- _Input data_
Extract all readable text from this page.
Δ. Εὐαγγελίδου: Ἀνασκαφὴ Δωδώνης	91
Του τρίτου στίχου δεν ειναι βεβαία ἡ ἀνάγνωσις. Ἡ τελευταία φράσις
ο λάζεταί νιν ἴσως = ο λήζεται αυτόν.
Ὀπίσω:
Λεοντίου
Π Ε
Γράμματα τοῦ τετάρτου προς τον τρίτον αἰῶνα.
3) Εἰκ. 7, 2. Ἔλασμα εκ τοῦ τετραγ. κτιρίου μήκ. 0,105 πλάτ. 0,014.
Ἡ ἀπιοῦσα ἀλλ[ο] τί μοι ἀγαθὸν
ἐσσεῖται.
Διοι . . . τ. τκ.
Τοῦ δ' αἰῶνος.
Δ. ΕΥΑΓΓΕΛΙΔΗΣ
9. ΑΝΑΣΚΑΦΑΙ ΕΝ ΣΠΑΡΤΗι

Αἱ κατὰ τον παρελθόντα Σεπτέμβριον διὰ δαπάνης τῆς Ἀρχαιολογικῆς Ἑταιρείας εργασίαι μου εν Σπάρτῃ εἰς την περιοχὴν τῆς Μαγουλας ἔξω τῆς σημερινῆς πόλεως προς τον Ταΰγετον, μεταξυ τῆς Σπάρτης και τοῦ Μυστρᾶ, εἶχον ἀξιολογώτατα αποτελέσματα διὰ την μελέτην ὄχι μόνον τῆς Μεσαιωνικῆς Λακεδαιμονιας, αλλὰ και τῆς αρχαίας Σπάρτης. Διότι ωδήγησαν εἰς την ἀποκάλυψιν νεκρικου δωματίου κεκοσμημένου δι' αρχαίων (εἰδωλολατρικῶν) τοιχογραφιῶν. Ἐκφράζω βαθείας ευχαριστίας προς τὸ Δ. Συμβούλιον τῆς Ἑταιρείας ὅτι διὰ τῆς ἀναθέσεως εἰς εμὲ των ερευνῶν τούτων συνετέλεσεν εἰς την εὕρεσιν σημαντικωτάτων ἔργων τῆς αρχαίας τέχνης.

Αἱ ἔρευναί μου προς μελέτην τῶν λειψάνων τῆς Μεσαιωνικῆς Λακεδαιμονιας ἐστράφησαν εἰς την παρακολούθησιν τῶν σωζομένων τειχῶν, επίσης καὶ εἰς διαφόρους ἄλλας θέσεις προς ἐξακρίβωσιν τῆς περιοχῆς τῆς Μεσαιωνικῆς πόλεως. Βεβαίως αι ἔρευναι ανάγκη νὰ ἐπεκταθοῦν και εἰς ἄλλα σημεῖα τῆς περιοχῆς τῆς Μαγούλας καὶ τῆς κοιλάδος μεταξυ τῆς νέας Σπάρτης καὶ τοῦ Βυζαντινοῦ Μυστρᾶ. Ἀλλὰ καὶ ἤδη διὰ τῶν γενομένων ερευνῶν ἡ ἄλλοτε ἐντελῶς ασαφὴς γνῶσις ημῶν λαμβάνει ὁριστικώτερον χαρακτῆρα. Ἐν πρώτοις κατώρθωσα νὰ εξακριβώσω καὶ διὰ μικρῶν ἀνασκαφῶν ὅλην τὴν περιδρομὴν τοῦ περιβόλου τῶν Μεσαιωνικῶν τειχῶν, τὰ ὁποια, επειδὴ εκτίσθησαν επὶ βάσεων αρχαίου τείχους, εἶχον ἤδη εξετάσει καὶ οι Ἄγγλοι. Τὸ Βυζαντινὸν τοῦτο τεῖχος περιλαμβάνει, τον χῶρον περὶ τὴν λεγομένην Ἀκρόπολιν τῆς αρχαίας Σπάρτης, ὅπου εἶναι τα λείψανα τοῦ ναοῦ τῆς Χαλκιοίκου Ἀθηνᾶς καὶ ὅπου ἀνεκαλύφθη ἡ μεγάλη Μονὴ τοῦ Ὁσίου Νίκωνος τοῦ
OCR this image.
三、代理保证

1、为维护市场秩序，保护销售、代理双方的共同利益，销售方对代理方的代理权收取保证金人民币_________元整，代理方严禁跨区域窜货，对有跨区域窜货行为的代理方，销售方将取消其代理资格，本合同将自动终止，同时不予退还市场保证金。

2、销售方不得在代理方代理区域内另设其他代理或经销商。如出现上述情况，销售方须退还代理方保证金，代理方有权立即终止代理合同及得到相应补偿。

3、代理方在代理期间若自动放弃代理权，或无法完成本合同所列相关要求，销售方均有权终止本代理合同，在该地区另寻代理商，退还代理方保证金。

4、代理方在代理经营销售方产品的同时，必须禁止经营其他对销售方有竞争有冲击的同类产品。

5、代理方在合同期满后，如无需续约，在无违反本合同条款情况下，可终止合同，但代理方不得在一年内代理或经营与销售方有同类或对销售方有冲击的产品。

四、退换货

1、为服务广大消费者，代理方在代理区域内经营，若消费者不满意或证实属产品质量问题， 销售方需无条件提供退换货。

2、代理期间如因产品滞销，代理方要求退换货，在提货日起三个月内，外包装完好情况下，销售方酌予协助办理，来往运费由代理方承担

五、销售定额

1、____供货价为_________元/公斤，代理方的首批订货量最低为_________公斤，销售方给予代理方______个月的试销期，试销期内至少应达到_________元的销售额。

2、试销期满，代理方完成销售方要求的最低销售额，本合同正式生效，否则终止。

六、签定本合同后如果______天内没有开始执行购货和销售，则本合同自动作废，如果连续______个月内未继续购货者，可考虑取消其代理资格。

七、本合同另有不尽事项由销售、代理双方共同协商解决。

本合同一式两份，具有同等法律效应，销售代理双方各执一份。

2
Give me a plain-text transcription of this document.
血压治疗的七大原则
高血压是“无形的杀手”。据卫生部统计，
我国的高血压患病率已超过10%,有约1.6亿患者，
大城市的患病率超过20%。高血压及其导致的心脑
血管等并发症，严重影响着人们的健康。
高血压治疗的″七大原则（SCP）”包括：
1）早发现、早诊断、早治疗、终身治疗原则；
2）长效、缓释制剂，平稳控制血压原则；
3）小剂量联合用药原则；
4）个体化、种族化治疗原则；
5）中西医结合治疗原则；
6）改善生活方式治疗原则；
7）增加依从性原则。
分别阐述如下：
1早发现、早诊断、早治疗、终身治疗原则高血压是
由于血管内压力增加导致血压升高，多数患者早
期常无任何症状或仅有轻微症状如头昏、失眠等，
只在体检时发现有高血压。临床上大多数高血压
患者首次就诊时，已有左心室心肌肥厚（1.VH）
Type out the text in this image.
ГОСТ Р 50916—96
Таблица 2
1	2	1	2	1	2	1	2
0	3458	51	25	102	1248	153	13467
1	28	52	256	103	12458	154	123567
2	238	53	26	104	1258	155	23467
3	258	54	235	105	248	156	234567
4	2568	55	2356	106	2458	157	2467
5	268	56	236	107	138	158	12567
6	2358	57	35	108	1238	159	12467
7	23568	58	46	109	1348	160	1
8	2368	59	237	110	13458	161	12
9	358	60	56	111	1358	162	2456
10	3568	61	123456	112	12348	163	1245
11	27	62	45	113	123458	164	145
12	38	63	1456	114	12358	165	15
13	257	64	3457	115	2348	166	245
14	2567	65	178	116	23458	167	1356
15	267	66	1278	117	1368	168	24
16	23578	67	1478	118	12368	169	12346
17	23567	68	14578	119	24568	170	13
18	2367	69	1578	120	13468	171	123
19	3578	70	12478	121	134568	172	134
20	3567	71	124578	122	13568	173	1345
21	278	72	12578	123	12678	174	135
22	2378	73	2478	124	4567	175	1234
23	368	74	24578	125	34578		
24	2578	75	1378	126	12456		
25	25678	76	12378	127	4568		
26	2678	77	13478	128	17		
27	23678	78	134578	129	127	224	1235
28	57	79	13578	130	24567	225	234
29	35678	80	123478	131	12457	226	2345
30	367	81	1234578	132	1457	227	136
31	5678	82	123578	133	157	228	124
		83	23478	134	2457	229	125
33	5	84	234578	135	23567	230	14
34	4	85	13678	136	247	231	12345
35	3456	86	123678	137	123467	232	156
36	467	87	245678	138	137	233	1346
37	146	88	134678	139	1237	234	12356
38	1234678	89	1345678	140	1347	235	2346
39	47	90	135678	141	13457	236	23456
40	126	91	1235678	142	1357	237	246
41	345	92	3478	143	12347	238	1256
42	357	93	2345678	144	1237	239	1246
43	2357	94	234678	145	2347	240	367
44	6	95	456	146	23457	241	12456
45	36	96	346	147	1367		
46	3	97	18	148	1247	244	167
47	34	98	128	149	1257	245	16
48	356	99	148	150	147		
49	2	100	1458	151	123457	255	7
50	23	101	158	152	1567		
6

- _Exercise task_
Show every line from the listing above in which the string "image" appears.

- _Written answer_
OCR this image.
Type out the text in this image.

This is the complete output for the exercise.